## STATED TASK
The lines to extract begin at the one containing "Enumerate this screenshot's" and run to the end of the listing; set them down exactly and alone.

## RECORDS FOR THIS TASK
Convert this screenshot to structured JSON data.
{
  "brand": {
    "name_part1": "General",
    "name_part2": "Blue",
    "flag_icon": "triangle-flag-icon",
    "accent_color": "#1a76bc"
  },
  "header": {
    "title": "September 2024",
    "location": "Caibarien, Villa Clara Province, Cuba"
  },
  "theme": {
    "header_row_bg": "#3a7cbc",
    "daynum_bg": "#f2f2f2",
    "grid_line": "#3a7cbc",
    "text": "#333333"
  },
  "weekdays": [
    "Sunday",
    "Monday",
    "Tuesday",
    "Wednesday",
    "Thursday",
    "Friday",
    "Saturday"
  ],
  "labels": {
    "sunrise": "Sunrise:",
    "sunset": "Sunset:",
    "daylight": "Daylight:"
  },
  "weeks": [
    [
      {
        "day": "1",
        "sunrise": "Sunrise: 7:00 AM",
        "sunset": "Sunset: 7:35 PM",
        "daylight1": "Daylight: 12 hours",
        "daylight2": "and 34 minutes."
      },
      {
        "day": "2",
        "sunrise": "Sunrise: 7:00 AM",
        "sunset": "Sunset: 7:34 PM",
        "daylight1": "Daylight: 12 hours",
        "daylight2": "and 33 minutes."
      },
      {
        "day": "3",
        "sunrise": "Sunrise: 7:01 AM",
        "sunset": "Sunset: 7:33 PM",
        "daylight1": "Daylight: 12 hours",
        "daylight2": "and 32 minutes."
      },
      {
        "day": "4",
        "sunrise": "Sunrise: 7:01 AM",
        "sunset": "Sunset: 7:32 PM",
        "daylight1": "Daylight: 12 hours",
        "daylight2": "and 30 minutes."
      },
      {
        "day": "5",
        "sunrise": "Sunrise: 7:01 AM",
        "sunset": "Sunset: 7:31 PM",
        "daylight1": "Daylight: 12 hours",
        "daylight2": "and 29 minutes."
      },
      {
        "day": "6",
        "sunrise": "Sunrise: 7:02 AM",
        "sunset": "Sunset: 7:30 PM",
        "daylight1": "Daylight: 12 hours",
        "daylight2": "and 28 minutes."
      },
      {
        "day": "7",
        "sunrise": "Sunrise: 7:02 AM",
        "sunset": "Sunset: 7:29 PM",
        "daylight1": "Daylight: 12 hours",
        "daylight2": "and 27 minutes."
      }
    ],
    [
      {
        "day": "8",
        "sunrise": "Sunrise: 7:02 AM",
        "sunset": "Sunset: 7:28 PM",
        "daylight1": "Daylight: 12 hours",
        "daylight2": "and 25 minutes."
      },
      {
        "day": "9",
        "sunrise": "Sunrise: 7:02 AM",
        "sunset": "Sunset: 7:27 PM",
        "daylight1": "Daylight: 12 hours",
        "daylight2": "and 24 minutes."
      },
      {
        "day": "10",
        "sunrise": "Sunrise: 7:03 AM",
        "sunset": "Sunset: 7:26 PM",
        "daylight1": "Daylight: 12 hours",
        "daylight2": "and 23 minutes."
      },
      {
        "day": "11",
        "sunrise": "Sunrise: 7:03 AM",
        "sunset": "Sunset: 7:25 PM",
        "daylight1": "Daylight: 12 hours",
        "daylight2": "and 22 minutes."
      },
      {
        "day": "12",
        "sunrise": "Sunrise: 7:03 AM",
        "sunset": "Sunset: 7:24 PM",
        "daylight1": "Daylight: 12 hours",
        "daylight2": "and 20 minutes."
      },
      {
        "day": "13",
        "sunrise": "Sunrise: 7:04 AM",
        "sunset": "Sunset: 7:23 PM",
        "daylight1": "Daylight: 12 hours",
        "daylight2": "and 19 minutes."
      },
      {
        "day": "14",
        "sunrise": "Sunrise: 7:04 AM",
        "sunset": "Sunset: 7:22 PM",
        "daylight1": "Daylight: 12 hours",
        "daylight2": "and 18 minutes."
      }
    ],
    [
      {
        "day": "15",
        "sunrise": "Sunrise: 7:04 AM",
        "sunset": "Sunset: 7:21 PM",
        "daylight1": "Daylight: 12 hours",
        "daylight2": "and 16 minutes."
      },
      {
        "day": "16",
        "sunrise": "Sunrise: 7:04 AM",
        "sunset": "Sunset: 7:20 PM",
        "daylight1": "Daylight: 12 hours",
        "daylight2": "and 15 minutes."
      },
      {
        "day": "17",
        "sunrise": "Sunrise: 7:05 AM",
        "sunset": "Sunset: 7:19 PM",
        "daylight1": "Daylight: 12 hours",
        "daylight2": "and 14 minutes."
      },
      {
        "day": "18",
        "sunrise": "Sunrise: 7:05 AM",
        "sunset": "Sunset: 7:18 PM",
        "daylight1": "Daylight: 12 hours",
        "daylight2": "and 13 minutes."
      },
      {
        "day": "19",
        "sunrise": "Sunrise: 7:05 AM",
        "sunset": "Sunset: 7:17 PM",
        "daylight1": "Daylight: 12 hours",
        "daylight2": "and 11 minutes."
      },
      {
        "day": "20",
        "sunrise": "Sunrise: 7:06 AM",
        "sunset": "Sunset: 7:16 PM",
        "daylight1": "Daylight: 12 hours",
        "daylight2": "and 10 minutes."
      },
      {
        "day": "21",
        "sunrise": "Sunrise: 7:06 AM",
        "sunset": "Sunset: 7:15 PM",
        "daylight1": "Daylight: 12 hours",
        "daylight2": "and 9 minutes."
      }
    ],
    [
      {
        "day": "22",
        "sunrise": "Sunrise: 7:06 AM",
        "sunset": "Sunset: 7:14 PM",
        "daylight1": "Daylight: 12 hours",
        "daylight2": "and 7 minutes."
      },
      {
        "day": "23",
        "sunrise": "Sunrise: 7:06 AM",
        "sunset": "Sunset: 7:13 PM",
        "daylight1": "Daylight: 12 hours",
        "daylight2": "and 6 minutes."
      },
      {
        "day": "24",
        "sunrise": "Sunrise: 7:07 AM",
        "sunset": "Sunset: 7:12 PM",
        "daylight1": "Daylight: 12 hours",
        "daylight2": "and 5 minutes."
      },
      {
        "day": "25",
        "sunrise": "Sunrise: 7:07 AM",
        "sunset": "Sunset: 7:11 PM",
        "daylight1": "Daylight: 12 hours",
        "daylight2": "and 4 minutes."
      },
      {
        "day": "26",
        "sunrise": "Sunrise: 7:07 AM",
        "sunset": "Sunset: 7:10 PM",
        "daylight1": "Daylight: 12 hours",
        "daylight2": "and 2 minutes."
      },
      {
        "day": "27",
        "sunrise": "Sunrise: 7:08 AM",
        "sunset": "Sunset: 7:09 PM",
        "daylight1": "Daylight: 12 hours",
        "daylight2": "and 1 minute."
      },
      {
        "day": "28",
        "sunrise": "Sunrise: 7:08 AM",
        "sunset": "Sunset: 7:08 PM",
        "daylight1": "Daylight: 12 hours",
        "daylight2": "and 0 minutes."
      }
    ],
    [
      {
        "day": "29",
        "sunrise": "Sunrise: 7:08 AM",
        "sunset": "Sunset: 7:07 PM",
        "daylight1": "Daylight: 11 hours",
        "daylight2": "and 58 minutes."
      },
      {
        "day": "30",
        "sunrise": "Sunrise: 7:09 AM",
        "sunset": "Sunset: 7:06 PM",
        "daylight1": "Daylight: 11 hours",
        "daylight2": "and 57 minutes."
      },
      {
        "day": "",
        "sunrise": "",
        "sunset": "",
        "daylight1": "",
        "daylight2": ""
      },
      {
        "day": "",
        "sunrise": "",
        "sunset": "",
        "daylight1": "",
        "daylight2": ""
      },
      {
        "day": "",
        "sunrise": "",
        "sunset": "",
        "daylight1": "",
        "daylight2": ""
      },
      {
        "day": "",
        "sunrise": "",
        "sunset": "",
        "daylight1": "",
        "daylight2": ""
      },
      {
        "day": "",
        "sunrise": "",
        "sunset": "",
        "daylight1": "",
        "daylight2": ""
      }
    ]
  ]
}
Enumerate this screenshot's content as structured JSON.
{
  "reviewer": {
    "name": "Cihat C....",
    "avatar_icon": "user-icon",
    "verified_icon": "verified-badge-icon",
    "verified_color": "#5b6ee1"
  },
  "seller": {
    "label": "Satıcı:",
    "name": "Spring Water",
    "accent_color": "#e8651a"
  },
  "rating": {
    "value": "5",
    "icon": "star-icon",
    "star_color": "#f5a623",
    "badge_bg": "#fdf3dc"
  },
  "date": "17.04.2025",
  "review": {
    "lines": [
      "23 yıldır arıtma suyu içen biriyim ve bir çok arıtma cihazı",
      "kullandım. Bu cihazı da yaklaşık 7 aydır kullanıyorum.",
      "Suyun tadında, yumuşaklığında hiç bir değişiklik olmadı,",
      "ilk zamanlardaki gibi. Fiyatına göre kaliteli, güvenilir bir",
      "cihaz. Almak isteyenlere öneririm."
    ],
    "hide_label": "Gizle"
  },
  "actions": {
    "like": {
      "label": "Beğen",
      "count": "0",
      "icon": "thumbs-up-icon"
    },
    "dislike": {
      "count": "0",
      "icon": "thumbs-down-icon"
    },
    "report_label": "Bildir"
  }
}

## ANSWER TO THE TASK
Enumerate this screenshot's content as structured JSON.
{
  "reviewer": {
    "name": "Cihat C....",
    "avatar_icon": "user-icon",
    "verified_icon": "verified-badge-icon",
    "verified_color": "#5b6ee1"
  },
  "seller": {
    "label": "Satıcı:",
    "name": "Spring Water",
    "accent_color": "#e8651a"
  },
  "rating": {
    "value": "5",
    "icon": "star-icon",
    "star_color": "#f5a623",
    "badge_bg": "#fdf3dc"
  },
  "date": "17.04.2025",
  "review": {
    "lines": [
      "23 yıldır arıtma suyu içen biriyim ve bir çok arıtma cihazı",
      "kullandım. Bu cihazı da yaklaşık 7 aydır kullanıyorum.",
      "Suyun tadında, yumuşaklığında hiç bir değişiklik olmadı,",
      "ilk zamanlardaki gibi. Fiyatına göre kaliteli, güvenilir bir",
      "cihaz. Almak isteyenlere öneririm."
    ],
    "hide_label": "Gizle"
  },
  "actions": {
    "like": {
      "label": "Beğen",
      "count": "0",
      "icon": "thumbs-up-icon"
    },
    "dislike": {
      "count": "0",
      "icon": "thumbs-down-icon"
    },
    "report_label": "Bildir"
  }
}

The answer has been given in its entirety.